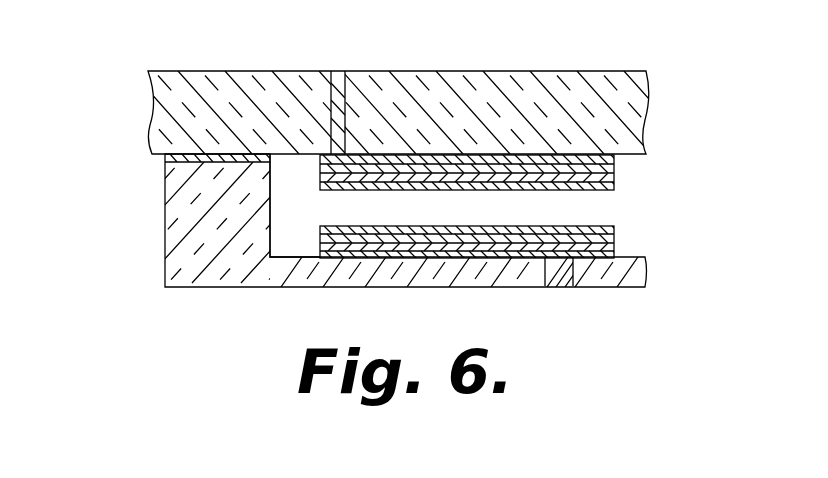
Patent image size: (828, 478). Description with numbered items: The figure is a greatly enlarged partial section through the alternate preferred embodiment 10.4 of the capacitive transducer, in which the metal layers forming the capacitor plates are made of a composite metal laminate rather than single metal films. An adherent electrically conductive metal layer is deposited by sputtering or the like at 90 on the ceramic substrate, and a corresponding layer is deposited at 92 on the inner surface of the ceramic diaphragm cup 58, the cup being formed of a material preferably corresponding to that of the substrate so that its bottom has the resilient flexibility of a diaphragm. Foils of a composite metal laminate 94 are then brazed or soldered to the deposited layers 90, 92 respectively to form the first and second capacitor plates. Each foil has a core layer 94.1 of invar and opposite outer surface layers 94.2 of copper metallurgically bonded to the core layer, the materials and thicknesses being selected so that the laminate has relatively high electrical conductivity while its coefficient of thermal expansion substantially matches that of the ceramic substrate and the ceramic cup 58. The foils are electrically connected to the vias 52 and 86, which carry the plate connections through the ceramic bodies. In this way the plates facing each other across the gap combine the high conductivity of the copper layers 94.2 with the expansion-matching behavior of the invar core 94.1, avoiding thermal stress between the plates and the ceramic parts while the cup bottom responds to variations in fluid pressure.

The capacitive transducer embodiment 10.4 is at (666, 123).
The via 52 is at (340, 72).
The ceramic diaphragm cup 58 is at (222, 284).
The via 86 is at (564, 286).
The deposited electrically conductive metal layer 90 is at (614, 157).
The deposited electrically conductive metal layer 92 is at (614, 256).
The composite metal laminate 94 is at (205, 47).
The core layer 94.1 is at (614, 236).
The outer surface layers 94.2 is at (400, 170).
○ ○ ○ ○
#### [WHAT THIS TASK INVOLVES]
Reproduce the records word for word, starting at the beginning of the records and ending with the line that contains "The deposited electrically conductive metal layer 92". Omit the pictures.

#### [FINAL RESULT]
Patent image size: (828, 478). Description with numbered items: The figure is a greatly enlarged partial section through the alternate preferred embodiment 10.4 of the capacitive transducer, in which the metal layers forming the capacitor plates are made of a composite metal laminate rather than single metal films. An adherent electrically conductive metal layer is deposited by sputtering or the like at 90 on the ceramic substrate, and a corresponding layer is deposited at 92 on the inner surface of the ceramic diaphragm cup 58, the cup being formed of a material preferably corresponding to that of the substrate so that its bottom has the resilient flexibility of a diaphragm. Foils of a composite metal laminate 94 are then brazed or soldered to the deposited layers 90, 92 respectively to form the first and second capacitor plates. Each foil has a core layer 94.1 of invar and opposite outer surface layers 94.2 of copper metallurgically bonded to the core layer, the materials and thicknesses being selected so that the laminate has relatively high electrical conductivity while its coefficient of thermal expansion substantially matches that of the ceramic substrate and the ceramic cup 58. The foils are electrically connected to the vias 52 and 86, which carry the plate connections through the ceramic bodies. In this way the plates facing each other across the gap combine the high conductivity of the copper layers 94.2 with the expansion-matching behavior of the invar core 94.1, avoiding thermal stress between the plates and the ceramic parts while the cup bottom responds to variations in fluid pressure.

The capacitive transducer embodiment 10.4 is at (666, 123).
The via 52 is at (340, 72).
The ceramic diaphragm cup 58 is at (222, 284).
The via 86 is at (564, 286).
The deposited electrically conductive metal layer 90 is at (614, 157).
The deposited electrically conductive metal layer 92 is at (614, 256).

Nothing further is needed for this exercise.